======== Supplied entries ========

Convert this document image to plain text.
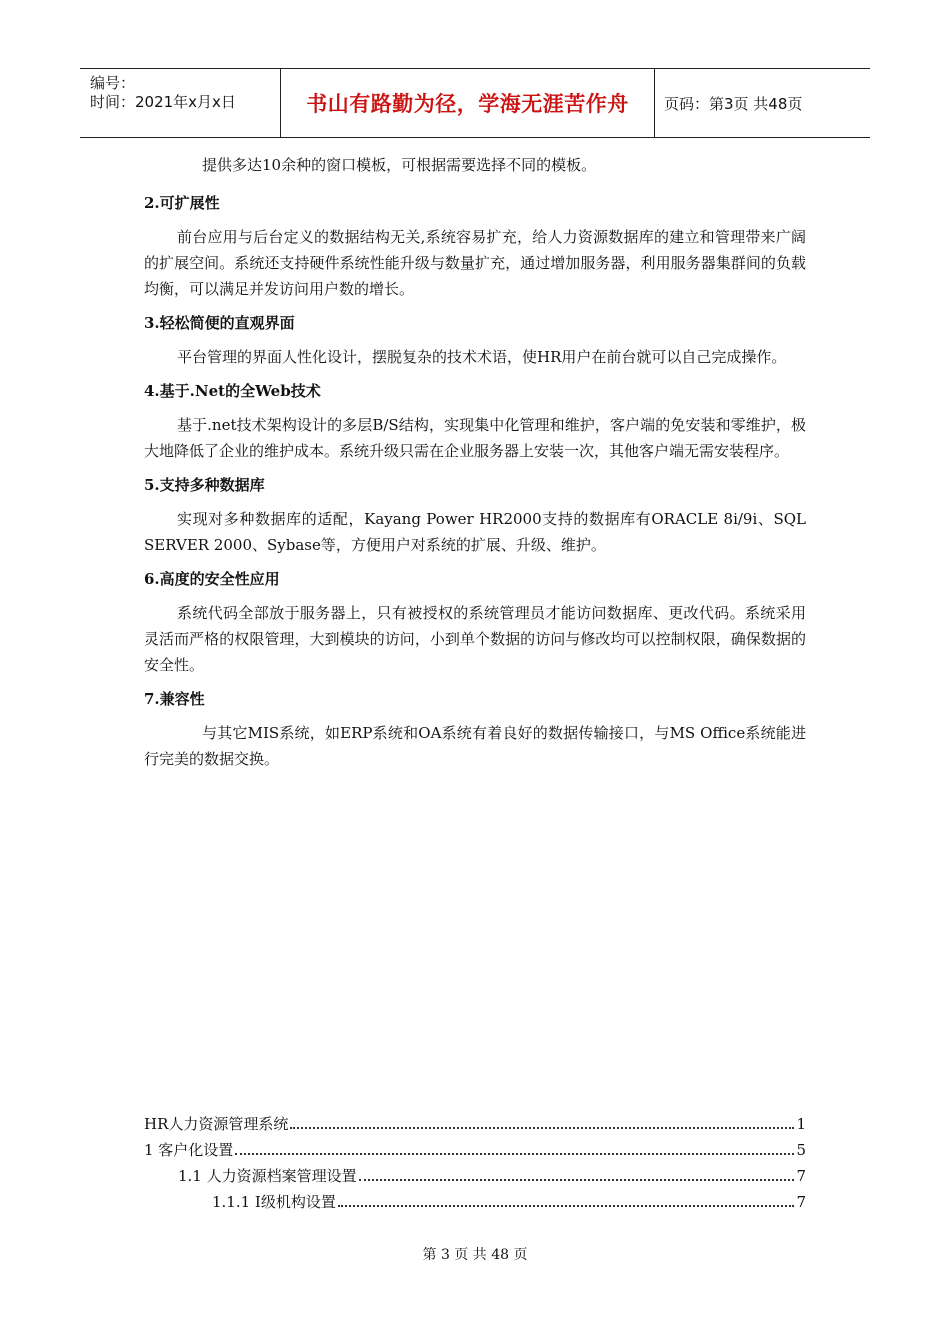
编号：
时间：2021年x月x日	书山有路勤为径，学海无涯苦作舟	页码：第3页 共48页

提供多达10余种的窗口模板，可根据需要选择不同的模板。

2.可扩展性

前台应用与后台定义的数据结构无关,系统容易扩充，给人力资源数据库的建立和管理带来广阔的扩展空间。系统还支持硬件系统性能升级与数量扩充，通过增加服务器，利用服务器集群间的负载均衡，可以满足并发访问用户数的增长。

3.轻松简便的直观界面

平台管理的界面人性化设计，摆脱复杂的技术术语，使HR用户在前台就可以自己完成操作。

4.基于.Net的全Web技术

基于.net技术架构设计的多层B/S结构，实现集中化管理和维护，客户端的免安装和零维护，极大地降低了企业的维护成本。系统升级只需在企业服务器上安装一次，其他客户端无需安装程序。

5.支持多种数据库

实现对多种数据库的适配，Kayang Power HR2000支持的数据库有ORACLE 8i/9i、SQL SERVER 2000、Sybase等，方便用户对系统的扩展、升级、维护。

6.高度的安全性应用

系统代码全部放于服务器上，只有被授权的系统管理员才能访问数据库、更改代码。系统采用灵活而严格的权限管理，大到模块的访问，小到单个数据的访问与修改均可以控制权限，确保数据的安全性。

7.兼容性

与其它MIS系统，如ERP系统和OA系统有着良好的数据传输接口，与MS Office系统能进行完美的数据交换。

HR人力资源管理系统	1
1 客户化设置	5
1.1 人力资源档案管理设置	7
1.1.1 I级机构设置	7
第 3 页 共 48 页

========
======== Supplied entries ========

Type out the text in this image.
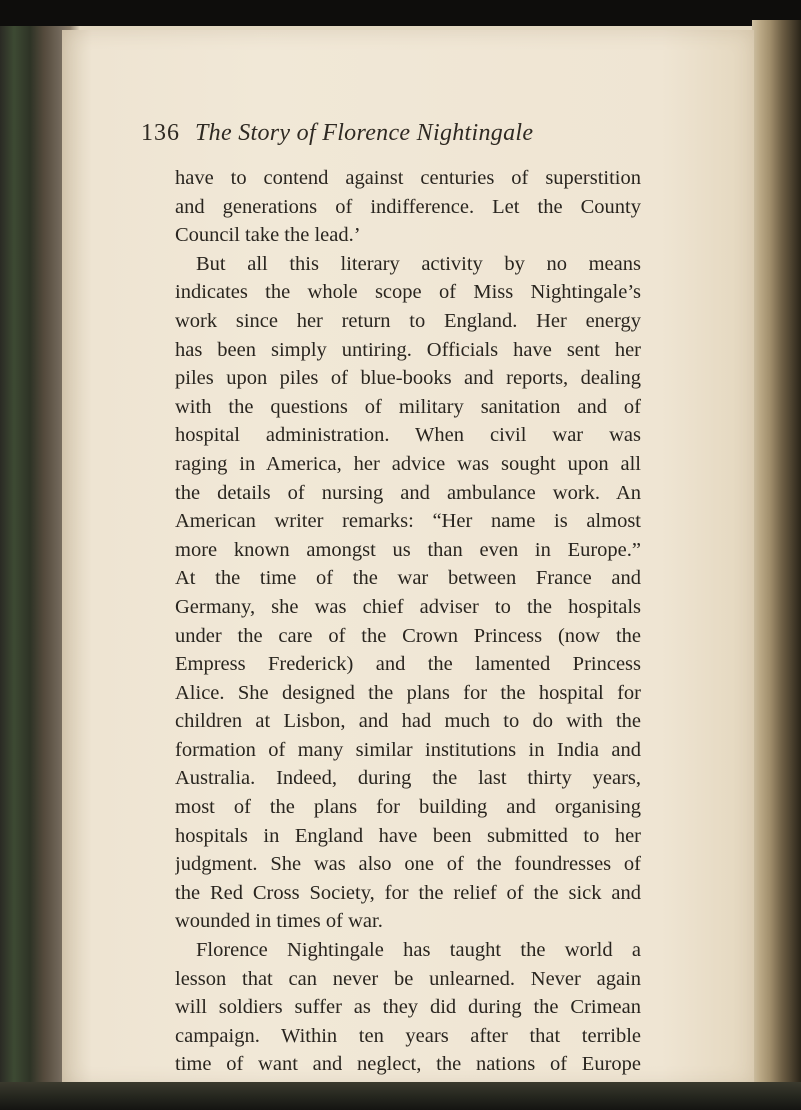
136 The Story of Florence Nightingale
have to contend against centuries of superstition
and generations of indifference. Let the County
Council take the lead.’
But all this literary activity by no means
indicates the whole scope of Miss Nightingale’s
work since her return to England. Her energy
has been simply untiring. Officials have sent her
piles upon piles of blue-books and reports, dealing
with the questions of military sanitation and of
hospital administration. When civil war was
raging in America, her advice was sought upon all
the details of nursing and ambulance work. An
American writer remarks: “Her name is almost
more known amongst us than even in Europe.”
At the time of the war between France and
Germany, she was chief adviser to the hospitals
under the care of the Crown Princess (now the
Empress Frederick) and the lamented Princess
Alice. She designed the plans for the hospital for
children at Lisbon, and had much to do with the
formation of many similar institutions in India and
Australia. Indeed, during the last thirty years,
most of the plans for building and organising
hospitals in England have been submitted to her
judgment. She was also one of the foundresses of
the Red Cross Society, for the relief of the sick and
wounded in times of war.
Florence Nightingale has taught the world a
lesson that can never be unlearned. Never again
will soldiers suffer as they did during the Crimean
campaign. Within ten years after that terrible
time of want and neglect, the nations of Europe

========

▸ **Exercise task**
Going through the entries above, report how many lines include the string "this". The number alone is the answer.

▸ **Final answer**
3